Aim: Which lines in the records below contain the string "ILLNESES"? Copy each of them, and treat uppercase and lowercase as different.

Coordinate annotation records
* * *
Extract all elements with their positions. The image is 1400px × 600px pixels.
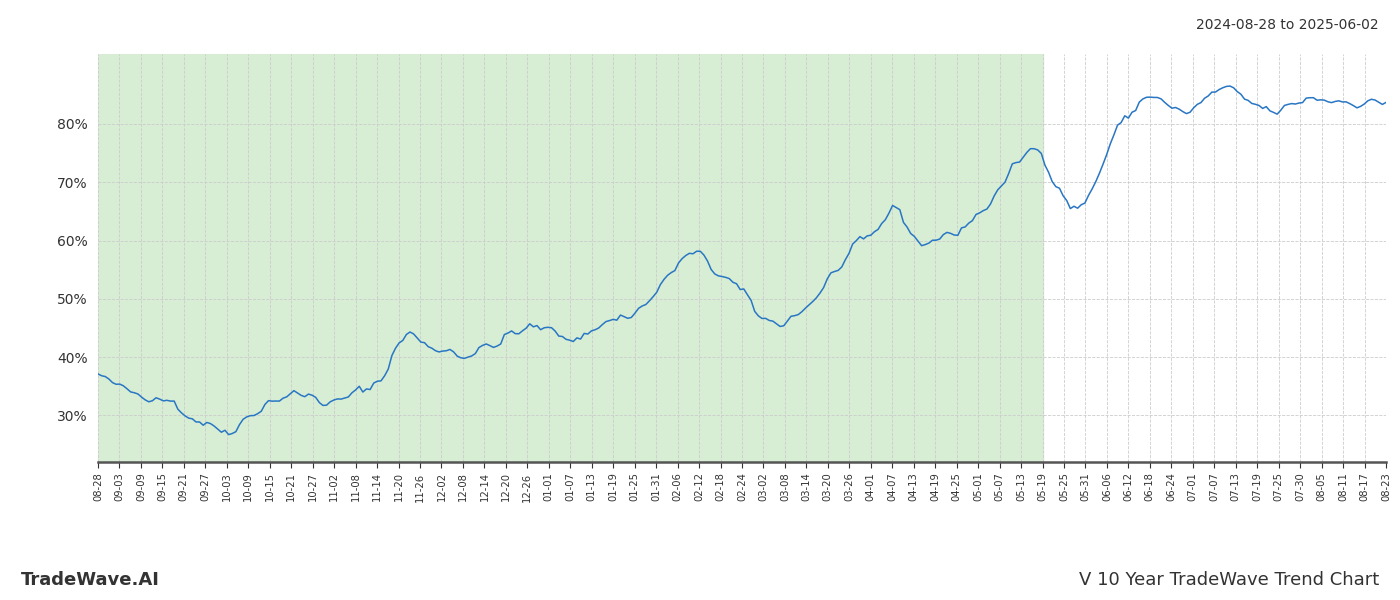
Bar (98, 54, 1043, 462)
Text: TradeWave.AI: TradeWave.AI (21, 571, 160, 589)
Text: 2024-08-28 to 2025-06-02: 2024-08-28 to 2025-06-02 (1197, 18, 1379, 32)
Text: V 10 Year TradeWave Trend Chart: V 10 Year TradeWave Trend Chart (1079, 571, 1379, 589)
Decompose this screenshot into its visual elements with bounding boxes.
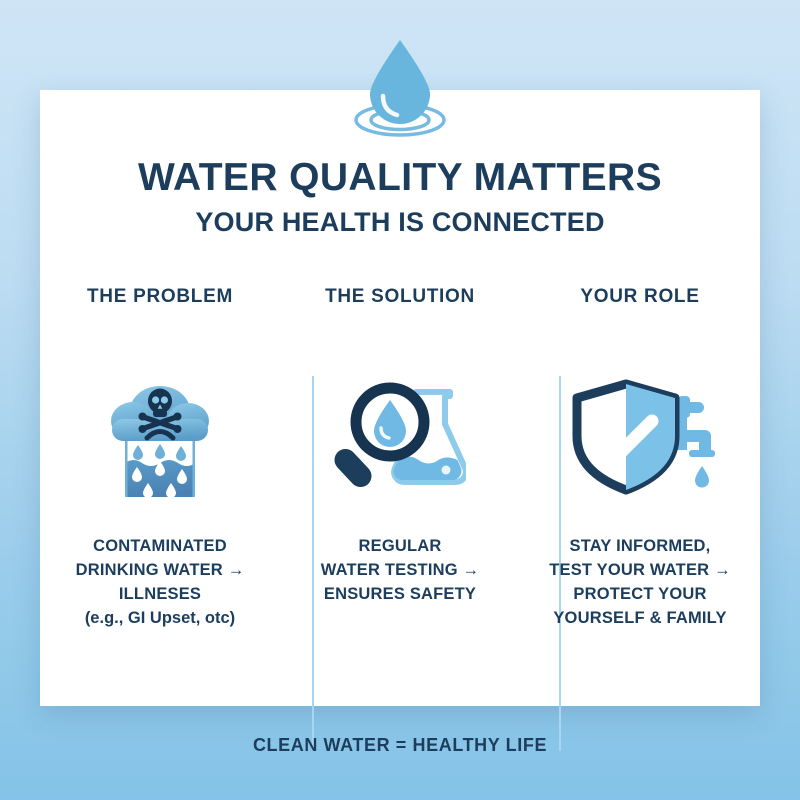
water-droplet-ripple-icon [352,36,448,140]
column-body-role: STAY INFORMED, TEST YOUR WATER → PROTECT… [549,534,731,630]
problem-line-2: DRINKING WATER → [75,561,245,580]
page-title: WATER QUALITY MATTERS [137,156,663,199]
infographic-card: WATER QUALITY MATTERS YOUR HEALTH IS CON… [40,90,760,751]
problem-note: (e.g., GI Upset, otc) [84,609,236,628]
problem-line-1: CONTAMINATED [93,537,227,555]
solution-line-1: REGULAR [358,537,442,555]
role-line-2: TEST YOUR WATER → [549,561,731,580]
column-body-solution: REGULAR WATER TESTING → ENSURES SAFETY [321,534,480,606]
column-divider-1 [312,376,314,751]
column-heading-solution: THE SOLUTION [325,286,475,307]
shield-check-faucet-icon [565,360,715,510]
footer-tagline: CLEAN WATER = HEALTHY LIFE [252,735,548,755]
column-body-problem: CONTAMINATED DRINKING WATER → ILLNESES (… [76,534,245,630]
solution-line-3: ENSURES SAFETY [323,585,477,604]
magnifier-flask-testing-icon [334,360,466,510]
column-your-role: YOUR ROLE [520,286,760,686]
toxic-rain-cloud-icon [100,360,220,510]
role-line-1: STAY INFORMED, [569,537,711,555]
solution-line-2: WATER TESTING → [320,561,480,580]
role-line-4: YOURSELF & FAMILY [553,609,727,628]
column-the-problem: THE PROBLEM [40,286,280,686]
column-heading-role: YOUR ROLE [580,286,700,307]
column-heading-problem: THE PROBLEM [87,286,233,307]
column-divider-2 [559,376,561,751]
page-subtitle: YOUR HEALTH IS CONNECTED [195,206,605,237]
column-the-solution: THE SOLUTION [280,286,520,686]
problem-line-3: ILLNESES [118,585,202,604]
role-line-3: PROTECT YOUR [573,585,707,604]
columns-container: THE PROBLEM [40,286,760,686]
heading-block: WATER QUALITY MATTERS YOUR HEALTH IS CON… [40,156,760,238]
* * *
Correct result:
column-body-problem: CONTAMINATED DRINKING WATER → ILLNESES (… [76,534,245,630]
problem-line-3: ILLNESES [118,585,202,604]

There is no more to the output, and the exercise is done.